-- BEGIN Task inputs --
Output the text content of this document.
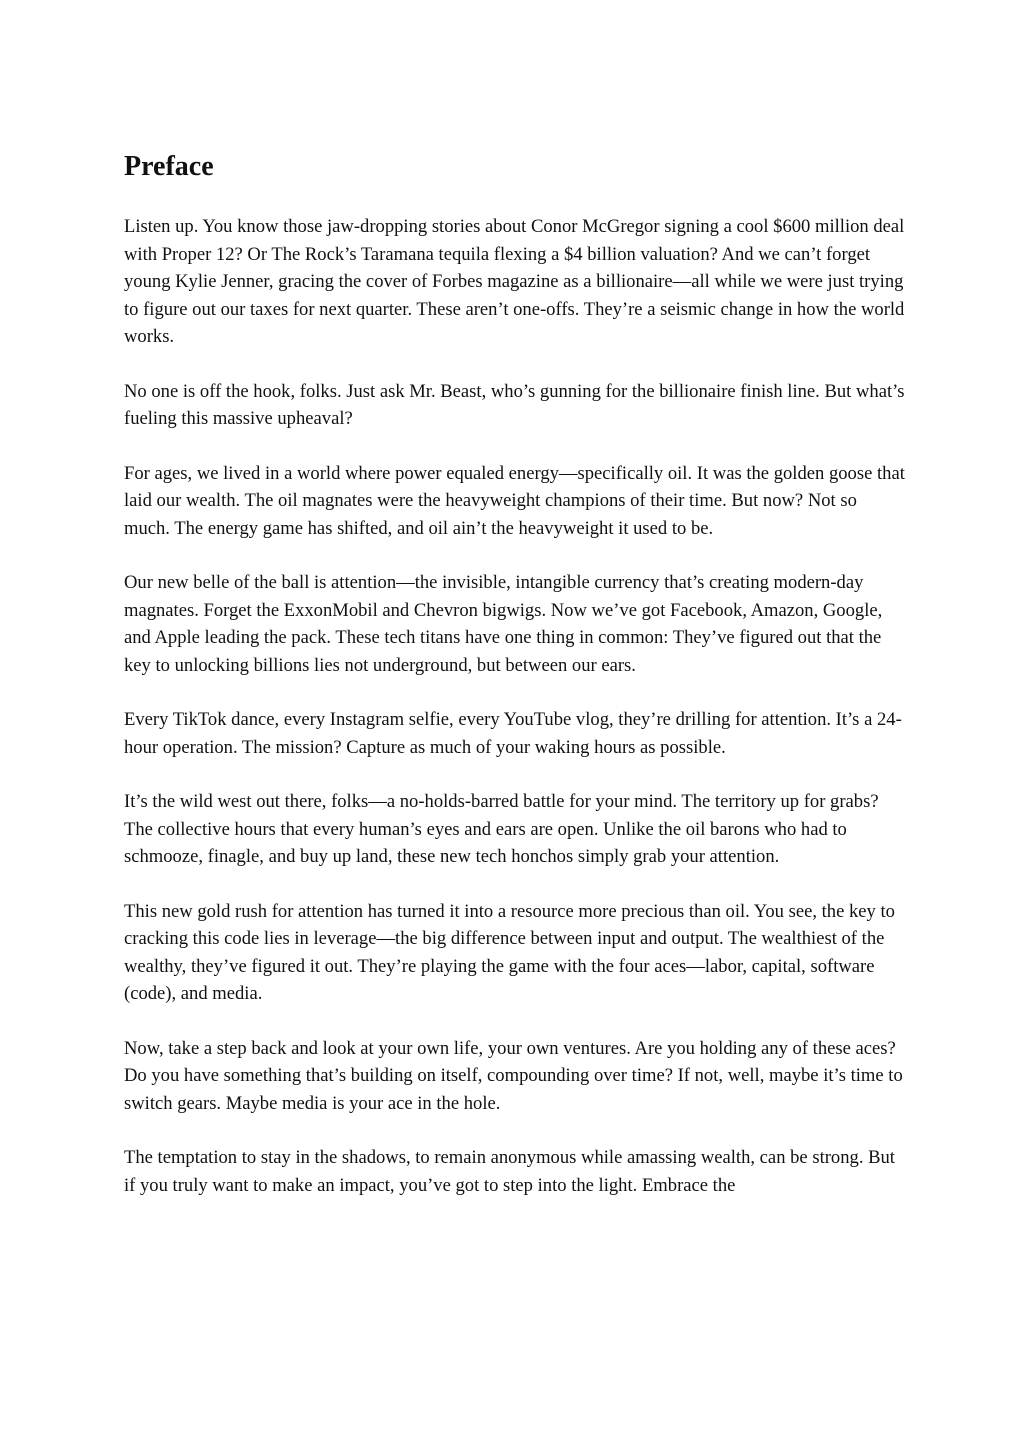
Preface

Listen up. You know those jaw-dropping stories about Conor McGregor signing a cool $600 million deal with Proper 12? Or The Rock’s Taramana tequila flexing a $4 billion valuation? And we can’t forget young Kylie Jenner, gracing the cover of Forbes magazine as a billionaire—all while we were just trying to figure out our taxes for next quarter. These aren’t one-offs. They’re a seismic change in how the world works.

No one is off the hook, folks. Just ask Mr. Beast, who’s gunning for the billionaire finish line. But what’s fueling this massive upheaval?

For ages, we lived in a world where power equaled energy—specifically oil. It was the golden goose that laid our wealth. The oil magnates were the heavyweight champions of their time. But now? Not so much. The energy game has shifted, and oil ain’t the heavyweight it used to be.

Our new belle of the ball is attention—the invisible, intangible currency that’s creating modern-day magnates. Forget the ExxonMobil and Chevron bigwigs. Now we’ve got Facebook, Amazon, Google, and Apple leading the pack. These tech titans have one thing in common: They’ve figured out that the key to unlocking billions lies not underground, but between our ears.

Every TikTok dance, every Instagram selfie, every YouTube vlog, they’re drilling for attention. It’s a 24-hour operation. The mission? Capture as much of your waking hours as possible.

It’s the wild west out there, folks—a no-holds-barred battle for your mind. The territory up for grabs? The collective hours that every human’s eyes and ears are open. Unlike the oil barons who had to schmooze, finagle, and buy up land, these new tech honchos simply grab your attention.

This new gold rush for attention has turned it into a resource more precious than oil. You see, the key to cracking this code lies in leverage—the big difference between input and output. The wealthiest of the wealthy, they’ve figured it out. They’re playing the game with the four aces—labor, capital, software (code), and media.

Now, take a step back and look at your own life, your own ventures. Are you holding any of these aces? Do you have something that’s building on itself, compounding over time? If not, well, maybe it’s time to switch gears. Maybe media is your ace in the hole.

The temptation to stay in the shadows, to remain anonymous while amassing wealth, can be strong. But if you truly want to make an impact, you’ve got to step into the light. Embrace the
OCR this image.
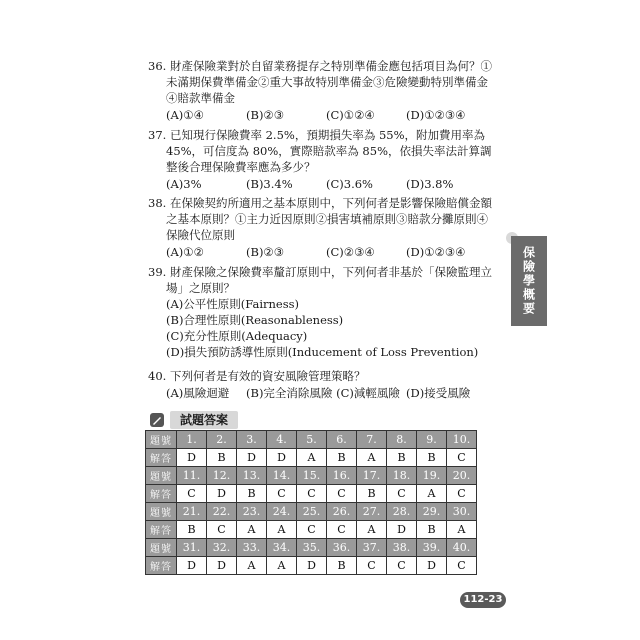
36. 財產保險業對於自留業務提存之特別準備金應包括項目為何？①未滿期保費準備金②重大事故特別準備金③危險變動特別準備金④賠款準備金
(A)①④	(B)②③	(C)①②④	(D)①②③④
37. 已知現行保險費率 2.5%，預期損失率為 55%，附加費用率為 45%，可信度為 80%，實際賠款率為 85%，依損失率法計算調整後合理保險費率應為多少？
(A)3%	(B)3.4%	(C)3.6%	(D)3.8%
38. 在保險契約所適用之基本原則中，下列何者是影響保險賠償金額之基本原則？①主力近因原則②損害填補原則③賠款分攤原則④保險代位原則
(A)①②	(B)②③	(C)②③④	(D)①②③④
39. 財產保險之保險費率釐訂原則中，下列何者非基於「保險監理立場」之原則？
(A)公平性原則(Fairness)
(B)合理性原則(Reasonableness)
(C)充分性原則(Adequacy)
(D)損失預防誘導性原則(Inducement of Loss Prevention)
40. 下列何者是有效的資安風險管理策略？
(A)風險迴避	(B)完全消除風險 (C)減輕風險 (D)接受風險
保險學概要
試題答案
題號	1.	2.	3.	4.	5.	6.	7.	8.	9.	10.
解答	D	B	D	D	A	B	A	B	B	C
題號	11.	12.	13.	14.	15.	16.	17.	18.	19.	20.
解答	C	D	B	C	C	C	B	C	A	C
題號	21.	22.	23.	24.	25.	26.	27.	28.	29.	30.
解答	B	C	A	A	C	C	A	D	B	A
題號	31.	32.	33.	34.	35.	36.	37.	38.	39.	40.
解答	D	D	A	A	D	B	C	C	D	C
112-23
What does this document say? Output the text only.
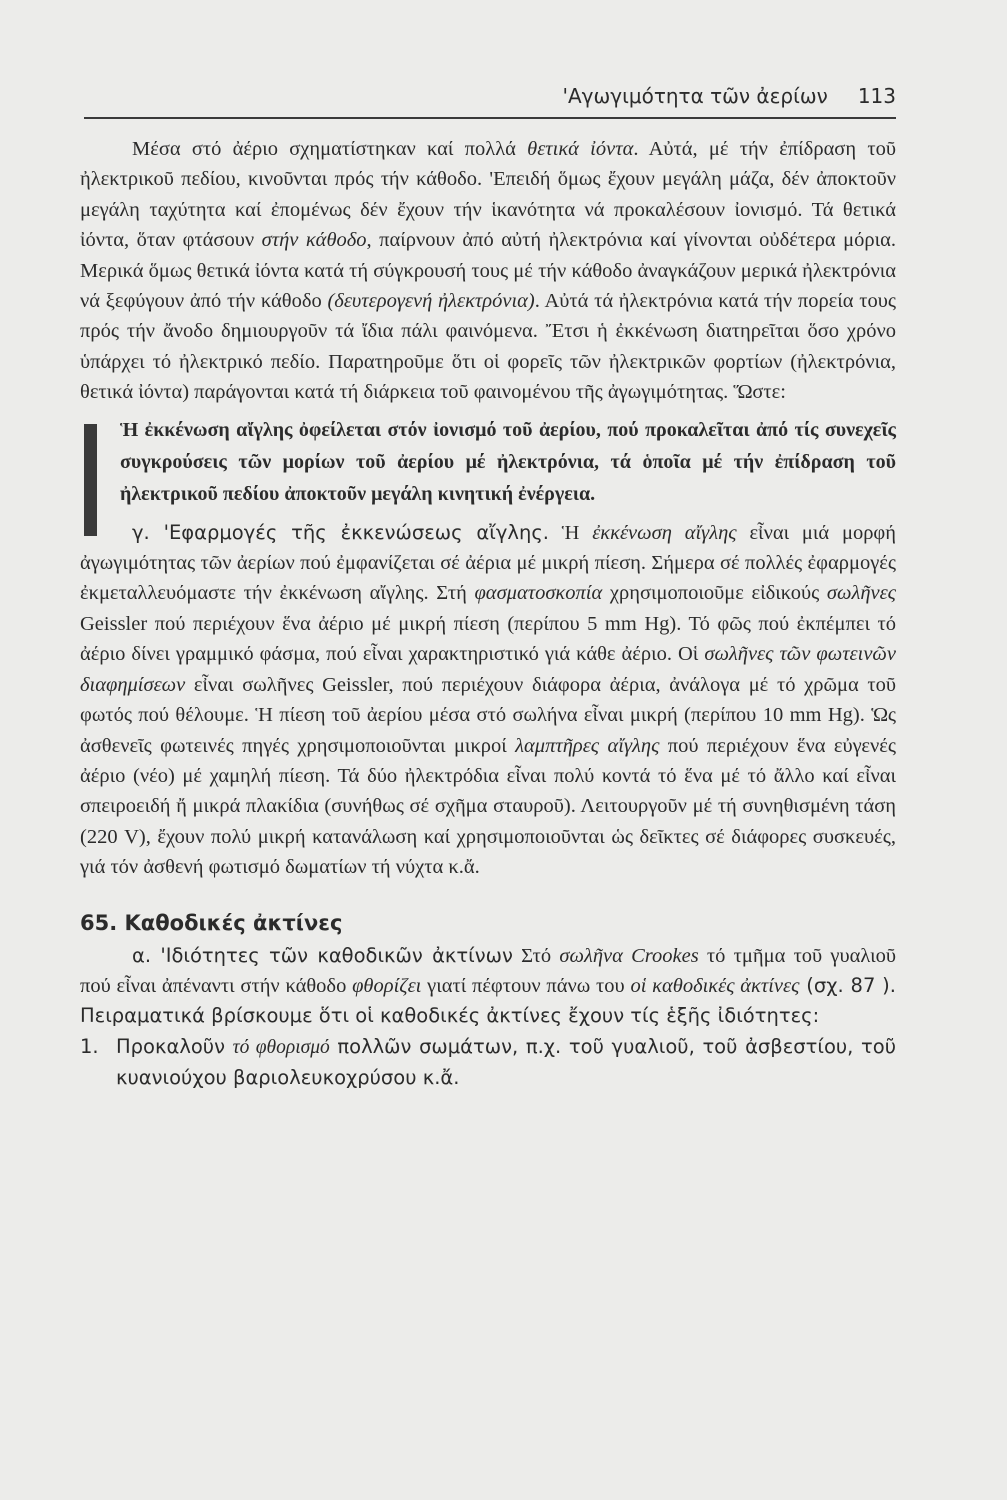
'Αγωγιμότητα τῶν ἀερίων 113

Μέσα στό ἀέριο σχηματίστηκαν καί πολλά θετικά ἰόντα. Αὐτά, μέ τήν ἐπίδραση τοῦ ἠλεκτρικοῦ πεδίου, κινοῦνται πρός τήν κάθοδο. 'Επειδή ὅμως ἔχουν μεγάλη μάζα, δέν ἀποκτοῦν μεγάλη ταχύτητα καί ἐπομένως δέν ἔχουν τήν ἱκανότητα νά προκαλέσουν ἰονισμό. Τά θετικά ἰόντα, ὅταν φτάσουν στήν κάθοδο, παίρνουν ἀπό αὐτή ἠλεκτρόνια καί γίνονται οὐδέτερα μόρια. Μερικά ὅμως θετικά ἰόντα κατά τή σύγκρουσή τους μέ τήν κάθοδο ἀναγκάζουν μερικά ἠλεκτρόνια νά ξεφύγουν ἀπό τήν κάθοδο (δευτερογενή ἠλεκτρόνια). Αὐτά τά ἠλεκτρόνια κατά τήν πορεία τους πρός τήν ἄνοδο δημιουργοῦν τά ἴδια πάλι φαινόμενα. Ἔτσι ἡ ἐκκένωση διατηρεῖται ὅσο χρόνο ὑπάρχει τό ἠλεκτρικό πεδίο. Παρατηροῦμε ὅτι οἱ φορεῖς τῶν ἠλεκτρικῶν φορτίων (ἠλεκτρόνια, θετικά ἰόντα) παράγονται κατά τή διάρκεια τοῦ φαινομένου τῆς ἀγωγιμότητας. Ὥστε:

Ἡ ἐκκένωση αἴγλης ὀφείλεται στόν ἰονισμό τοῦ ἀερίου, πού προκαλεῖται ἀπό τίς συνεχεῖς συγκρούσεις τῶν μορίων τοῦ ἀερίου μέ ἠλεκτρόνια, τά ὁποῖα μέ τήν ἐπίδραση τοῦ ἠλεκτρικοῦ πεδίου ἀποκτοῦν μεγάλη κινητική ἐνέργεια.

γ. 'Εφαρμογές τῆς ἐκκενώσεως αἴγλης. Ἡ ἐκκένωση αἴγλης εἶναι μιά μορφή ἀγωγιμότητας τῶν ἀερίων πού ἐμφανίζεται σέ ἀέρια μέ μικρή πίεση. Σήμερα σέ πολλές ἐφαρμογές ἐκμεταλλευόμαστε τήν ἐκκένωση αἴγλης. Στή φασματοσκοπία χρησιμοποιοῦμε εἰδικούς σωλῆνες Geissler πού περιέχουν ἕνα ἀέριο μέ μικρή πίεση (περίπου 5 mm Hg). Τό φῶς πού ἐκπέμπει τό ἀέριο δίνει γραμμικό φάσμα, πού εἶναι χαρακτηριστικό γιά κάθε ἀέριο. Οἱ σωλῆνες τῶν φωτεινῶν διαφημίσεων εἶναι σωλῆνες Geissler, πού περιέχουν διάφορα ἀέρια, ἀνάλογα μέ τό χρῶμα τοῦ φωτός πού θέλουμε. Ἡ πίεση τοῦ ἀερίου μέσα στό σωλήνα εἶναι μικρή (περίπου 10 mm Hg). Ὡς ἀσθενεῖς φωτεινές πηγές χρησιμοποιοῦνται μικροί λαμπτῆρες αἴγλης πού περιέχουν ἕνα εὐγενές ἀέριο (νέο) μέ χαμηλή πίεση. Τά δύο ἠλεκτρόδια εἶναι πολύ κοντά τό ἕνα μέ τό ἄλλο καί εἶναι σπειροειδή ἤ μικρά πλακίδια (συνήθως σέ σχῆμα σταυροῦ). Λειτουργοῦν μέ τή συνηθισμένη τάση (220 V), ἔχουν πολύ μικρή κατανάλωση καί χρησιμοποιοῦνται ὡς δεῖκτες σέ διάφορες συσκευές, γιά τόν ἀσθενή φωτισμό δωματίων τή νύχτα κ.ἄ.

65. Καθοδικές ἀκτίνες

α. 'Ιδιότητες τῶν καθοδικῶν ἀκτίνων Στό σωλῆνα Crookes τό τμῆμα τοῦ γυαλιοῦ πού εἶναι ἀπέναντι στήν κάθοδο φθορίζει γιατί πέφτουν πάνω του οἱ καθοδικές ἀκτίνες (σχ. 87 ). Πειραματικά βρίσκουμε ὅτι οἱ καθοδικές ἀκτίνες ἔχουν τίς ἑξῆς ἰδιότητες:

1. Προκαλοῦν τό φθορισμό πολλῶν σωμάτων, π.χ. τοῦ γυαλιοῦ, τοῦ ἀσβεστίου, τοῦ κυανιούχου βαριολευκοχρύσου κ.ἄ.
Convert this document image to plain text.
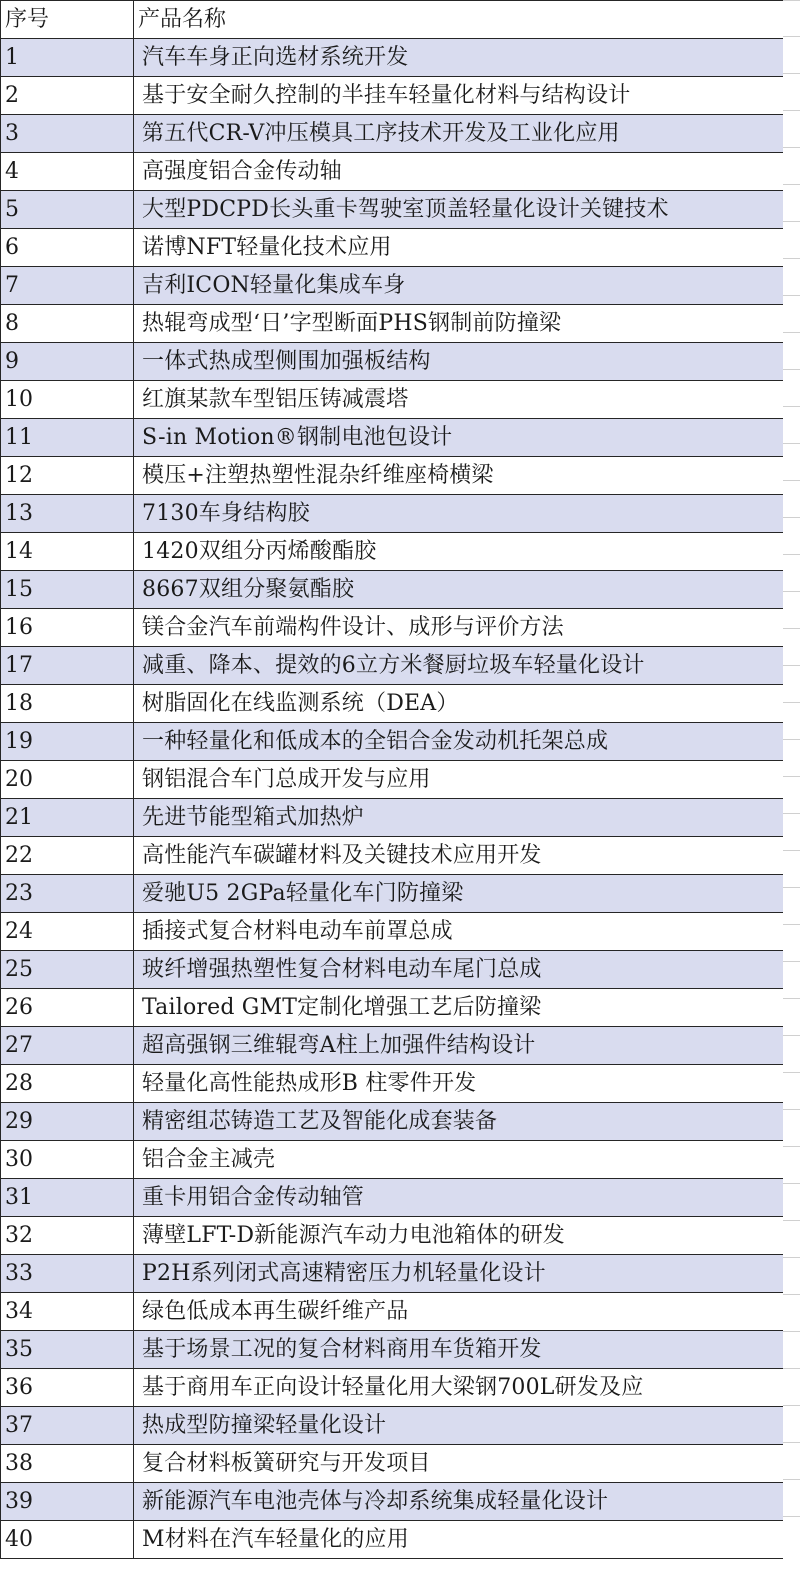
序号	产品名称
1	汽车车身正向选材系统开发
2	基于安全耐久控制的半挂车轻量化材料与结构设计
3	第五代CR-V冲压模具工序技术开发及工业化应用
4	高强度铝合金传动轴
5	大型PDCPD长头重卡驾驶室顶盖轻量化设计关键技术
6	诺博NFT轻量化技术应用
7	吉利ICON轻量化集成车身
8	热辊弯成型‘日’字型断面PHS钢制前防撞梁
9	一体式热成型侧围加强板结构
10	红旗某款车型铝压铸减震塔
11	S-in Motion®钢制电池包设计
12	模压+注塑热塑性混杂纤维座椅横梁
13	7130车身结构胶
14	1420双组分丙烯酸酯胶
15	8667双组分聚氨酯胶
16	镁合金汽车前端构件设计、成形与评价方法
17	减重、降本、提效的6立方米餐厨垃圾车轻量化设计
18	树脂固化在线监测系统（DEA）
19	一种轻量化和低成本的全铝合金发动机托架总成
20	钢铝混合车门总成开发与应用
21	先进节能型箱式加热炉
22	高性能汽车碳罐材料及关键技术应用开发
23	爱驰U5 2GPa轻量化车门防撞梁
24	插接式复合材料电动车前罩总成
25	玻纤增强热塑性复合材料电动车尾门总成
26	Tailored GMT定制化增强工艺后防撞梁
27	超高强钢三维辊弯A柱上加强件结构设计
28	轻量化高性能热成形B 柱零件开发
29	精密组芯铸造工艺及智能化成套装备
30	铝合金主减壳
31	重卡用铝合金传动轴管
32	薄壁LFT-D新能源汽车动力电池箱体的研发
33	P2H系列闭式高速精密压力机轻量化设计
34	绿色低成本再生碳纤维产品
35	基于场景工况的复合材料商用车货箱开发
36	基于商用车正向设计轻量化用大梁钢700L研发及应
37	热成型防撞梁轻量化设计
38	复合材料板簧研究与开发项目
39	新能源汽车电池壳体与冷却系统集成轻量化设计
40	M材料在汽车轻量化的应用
-- END Task inputs --
■ What the task requires
Pull out all lines containing "εἶναι".

■ Exercise response
γ. 'Εφαρμογές τῆς ἐκκενώσεως αἴγλης. Ἡ ἐκκένωση αἴγλης εἶναι μιά μορφή ἀγωγιμότητας τῶν ἀερίων πού ἐμφανίζεται σέ ἀέρια μέ μικρή πίεση. Σήμερα σέ πολλές ἐφαρμογές ἐκμεταλλευόμαστε τήν ἐκκένωση αἴγλης. Στή φασματοσκοπία χρησιμοποιοῦμε εἰδικούς σωλῆνες Geissler πού περιέχουν ἕνα ἀέριο μέ μικρή πίεση (περίπου 5 mm Hg). Τό φῶς πού ἐκπέμπει τό ἀέριο δίνει γραμμικό φάσμα, πού εἶναι χαρακτηριστικό γιά κάθε ἀέριο. Οἱ σωλῆνες τῶν φωτεινῶν διαφημίσεων εἶναι σωλῆνες Geissler, πού περιέχουν διάφορα ἀέρια, ἀνάλογα μέ τό χρῶμα τοῦ φωτός πού θέλουμε. Ἡ πίεση τοῦ ἀερίου μέσα στό σωλήνα εἶναι μικρή (περίπου 10 mm Hg). Ὡς ἀσθενεῖς φωτεινές πηγές χρησιμοποιοῦνται μικροί λαμπτῆρες αἴγλης πού περιέχουν ἕνα εὐγενές ἀέριο (νέο) μέ χαμηλή πίεση. Τά δύο ἠλεκτρόδια εἶναι πολύ κοντά τό ἕνα μέ τό ἄλλο καί εἶναι σπειροειδή ἤ μικρά πλακίδια (συνήθως σέ σχῆμα σταυροῦ). Λειτουργοῦν μέ τή συνηθισμένη τάση (220 V), ἔχουν πολύ μικρή κατανάλωση καί χρησιμοποιοῦνται ὡς δεῖκτες σέ διάφορες συσκευές, γιά τόν ἀσθενή φωτισμό δωματίων τή νύχτα κ.ἄ.
α. 'Ιδιότητες τῶν καθοδικῶν ἀκτίνων Στό σωλῆνα Crookes τό τμῆμα τοῦ γυαλιοῦ πού εἶναι ἀπέναντι στήν κάθοδο φθορίζει γιατί πέφτουν πάνω του οἱ καθοδικές ἀκτίνες (σχ. 87 ). Πειραματικά βρίσκουμε ὅτι οἱ καθοδικές ἀκτίνες ἔχουν τίς ἑξῆς ἰδιότητες:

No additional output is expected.